## Exercise objective
Report all lines holding "CHURCHMAN".
-- Data to process start --
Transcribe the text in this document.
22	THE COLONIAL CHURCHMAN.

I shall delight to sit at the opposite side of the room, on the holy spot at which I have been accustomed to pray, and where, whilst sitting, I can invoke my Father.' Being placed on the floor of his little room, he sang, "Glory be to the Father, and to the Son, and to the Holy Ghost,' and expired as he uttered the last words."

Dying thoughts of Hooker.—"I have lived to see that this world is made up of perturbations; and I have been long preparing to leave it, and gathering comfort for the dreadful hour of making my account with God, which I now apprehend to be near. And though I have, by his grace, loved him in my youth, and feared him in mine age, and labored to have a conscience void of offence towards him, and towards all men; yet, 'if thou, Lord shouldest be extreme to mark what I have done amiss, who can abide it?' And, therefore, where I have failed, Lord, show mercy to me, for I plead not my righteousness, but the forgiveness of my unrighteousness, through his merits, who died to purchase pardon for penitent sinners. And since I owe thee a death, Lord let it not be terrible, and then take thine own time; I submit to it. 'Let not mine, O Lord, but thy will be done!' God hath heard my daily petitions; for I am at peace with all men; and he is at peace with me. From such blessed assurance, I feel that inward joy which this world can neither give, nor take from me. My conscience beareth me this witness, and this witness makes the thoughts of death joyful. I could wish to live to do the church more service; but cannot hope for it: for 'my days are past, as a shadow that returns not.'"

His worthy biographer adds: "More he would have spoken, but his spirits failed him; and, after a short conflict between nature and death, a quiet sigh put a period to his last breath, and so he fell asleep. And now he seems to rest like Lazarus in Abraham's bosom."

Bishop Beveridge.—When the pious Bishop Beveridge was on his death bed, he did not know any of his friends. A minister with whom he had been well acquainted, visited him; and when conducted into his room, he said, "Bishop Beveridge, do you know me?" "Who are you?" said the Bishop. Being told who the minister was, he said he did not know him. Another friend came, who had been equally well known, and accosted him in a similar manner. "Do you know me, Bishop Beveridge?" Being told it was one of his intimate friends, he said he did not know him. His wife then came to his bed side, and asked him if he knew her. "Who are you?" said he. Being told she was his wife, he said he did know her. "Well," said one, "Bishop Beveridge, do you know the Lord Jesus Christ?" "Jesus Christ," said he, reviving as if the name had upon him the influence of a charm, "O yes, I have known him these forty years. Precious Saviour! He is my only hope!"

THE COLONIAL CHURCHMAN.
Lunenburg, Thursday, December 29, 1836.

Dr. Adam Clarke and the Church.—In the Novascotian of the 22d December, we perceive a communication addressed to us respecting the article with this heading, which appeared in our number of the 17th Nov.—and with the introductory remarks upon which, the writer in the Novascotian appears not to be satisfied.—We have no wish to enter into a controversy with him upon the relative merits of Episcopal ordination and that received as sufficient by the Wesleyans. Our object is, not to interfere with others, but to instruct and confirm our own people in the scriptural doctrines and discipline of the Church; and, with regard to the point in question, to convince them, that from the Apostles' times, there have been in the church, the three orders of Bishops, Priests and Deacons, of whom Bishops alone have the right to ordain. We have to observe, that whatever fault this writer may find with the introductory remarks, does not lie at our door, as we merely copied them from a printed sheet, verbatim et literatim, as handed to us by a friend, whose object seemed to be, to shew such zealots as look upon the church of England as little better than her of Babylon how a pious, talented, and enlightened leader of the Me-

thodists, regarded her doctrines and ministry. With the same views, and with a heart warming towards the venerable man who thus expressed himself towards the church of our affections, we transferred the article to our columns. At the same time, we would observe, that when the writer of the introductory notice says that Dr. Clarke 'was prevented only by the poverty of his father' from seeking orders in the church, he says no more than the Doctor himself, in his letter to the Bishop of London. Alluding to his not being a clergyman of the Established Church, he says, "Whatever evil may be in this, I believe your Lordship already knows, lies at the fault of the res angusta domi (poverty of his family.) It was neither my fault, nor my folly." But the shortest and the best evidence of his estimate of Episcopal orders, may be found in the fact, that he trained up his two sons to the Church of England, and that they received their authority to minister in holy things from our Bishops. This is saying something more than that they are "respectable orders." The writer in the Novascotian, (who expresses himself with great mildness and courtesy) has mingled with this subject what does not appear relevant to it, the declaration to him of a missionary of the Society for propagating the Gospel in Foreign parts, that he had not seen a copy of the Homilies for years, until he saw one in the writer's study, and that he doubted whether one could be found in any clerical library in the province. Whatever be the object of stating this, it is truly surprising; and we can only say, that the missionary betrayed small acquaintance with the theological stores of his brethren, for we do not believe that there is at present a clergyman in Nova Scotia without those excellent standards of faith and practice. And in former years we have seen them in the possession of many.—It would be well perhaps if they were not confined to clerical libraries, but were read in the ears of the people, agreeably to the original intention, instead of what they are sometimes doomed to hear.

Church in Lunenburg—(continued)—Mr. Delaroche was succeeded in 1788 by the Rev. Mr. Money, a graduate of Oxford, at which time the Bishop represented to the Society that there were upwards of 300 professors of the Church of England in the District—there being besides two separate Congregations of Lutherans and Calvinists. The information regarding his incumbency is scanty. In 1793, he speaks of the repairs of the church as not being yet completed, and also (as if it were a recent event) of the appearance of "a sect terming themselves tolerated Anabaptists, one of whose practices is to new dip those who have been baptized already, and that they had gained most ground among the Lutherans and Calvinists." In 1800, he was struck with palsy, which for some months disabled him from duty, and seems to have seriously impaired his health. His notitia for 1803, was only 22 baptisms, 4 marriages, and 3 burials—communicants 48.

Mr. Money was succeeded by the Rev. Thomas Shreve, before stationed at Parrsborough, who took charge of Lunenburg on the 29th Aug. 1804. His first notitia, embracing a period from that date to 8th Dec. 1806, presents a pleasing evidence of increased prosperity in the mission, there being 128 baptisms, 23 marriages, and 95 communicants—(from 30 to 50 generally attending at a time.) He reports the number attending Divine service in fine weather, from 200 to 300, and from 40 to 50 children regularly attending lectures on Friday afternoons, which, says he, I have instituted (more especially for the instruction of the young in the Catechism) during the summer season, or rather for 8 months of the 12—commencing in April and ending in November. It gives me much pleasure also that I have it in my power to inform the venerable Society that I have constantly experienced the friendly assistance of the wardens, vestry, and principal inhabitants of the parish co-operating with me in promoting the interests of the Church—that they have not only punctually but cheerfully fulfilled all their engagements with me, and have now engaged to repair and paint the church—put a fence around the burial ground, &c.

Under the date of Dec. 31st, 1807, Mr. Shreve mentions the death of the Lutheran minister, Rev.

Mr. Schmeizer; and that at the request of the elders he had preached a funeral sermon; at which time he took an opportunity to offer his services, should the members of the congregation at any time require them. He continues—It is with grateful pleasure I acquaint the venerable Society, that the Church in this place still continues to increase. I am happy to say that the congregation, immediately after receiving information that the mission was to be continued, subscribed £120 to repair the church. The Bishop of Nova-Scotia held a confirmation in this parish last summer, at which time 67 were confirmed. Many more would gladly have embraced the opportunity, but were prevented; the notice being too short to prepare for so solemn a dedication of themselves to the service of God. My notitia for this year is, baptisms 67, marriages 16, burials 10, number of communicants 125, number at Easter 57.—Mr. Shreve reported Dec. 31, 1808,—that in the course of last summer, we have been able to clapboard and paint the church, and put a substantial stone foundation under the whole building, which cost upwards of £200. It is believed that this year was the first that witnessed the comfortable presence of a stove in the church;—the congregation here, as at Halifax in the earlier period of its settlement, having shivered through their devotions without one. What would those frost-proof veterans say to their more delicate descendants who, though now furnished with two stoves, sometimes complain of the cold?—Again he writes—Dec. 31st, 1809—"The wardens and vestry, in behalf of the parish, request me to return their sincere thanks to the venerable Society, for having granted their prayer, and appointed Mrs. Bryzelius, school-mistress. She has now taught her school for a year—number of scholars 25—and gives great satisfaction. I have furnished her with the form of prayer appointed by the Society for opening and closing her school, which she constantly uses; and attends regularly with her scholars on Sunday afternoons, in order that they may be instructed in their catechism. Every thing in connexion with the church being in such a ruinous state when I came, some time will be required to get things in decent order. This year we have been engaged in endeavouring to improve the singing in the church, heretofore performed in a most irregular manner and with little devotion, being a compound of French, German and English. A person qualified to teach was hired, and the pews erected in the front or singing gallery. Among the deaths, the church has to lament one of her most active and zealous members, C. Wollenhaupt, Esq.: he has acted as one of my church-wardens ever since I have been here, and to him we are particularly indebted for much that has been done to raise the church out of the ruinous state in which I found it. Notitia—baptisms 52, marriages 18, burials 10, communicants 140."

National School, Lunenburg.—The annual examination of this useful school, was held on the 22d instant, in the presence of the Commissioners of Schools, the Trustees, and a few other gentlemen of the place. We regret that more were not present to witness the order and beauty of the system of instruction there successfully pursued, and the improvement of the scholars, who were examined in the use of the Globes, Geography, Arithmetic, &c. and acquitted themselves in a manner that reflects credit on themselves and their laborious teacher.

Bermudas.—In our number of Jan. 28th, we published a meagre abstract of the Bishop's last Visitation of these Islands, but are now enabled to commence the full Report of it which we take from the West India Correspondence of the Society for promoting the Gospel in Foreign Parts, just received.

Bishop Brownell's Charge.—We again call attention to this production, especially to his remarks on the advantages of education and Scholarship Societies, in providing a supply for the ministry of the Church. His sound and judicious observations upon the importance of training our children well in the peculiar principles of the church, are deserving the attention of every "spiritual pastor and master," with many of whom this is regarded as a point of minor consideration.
-- Data to process end --
## Response below
22	THE COLONIAL CHURCHMAN.
THE COLONIAL CHURCHMAN.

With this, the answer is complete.